--- Stated task ---
Pull every line holding the string "организации" from the records below.

## start Entries provided

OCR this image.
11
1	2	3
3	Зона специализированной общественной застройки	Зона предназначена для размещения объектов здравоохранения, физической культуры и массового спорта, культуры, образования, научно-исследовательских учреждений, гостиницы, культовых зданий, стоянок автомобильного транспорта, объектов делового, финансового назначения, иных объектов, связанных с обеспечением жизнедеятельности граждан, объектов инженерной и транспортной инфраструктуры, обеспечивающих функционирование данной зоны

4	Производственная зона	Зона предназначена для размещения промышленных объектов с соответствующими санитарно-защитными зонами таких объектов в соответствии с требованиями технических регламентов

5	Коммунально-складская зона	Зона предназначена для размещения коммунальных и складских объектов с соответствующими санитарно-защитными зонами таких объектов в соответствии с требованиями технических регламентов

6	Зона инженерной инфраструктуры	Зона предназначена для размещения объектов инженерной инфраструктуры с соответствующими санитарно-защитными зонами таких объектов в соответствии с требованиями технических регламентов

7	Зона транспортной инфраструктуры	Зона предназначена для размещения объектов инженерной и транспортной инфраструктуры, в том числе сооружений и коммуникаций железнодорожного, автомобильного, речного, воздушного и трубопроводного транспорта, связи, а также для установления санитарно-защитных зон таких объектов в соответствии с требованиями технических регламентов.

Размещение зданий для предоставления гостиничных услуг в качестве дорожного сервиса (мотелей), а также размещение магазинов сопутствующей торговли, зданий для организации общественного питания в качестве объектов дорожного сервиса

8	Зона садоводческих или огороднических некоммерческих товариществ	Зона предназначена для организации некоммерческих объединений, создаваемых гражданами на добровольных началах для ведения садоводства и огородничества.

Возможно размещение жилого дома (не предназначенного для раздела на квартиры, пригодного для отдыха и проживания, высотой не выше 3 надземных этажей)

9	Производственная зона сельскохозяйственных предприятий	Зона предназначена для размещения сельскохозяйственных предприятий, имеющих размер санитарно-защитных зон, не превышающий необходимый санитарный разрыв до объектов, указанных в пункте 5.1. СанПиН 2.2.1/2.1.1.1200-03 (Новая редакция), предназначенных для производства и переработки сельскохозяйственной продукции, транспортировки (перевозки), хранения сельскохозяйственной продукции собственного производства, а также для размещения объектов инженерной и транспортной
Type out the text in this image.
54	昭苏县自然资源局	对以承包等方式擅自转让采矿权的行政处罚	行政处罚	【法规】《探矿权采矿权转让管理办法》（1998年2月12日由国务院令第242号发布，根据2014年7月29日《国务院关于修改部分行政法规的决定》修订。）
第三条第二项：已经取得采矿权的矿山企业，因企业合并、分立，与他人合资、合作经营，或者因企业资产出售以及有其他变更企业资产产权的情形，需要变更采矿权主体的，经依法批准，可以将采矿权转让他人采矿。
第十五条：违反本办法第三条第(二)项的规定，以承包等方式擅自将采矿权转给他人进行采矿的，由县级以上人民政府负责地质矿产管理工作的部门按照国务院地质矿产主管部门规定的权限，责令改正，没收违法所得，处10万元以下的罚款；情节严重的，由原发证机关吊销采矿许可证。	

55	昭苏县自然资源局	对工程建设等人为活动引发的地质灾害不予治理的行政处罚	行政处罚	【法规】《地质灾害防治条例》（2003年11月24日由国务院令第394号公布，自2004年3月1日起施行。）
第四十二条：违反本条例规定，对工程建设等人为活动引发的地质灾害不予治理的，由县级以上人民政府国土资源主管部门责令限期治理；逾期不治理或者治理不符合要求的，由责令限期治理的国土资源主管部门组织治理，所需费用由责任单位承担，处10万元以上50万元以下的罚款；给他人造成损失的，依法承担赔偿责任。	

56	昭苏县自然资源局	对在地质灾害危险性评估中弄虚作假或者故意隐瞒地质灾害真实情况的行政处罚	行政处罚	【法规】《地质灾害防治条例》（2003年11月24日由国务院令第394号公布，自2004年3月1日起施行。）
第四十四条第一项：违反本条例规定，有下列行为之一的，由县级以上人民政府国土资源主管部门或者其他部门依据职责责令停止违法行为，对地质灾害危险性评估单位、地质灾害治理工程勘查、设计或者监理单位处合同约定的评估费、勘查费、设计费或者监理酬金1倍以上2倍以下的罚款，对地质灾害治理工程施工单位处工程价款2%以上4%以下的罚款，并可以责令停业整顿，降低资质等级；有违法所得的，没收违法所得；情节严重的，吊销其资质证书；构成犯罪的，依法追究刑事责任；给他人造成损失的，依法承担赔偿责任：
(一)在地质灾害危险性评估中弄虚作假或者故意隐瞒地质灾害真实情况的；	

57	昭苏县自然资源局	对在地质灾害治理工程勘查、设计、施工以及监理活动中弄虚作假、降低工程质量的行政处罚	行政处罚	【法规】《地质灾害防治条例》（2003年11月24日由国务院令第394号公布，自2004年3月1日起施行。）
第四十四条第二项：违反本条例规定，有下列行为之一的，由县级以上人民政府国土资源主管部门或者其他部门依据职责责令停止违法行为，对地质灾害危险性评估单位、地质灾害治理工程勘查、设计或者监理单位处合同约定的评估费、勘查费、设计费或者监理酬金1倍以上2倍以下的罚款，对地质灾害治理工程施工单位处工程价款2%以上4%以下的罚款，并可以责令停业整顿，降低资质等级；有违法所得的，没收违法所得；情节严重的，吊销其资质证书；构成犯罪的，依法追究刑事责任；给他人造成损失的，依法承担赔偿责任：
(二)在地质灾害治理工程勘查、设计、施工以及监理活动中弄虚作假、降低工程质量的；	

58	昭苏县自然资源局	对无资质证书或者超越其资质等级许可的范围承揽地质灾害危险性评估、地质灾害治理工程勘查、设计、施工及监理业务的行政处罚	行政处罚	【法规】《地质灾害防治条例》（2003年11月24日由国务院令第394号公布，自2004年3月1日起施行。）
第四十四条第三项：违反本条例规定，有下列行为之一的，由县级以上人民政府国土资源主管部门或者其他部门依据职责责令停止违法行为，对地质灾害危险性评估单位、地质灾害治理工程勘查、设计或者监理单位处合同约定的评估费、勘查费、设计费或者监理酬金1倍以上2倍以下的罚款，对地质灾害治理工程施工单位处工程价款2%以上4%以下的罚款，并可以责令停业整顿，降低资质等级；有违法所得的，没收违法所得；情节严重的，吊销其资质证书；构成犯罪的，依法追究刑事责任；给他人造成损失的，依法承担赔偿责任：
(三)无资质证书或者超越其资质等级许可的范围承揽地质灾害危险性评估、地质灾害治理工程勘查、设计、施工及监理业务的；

## end Entries provided

--- Full output ---
Размещение зданий для предоставления гостиничных услуг в качестве дорожного сервиса (мотелей), а также размещение магазинов сопутствующей торговли, зданий для организации общественного питания в качестве объектов дорожного сервиса
8	Зона садоводческих или огороднических некоммерческих товариществ	Зона предназначена для организации некоммерческих объединений, создаваемых гражданами на добровольных началах для ведения садоводства и огородничества.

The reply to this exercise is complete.